Retype the following dataset rows line for line, with no changes at all.
-------- The input --------
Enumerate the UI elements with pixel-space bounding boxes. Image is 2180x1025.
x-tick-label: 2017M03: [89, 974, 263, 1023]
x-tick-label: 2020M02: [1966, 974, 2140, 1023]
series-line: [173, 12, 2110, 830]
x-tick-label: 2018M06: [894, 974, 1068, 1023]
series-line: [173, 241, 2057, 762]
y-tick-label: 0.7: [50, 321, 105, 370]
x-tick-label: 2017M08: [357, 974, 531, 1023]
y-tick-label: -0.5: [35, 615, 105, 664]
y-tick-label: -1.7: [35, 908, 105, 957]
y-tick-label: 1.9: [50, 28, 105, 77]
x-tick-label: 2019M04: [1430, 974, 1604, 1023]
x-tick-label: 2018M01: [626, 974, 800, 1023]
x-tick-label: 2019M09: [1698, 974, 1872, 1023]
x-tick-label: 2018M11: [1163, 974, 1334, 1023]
--------
◆ Task response ◆
Enumerate the UI elements with pixel-space bounding boxes. Image is 2180x1025.
x-tick-label: 2017M03: [89, 974, 263, 1023]
x-tick-label: 2020M02: [1966, 974, 2140, 1023]
series-line: [173, 12, 2110, 830]
x-tick-label: 2018M06: [894, 974, 1068, 1023]
series-line: [173, 241, 2057, 762]
y-tick-label: 0.7: [50, 321, 105, 370]
x-tick-label: 2017M08: [357, 974, 531, 1023]
y-tick-label: -0.5: [35, 615, 105, 664]
y-tick-label: -1.7: [35, 908, 105, 957]
y-tick-label: 1.9: [50, 28, 105, 77]
x-tick-label: 2019M04: [1430, 974, 1604, 1023]
x-tick-label: 2018M01: [626, 974, 800, 1023]
x-tick-label: 2019M09: [1698, 974, 1872, 1023]
x-tick-label: 2018M11: [1163, 974, 1334, 1023]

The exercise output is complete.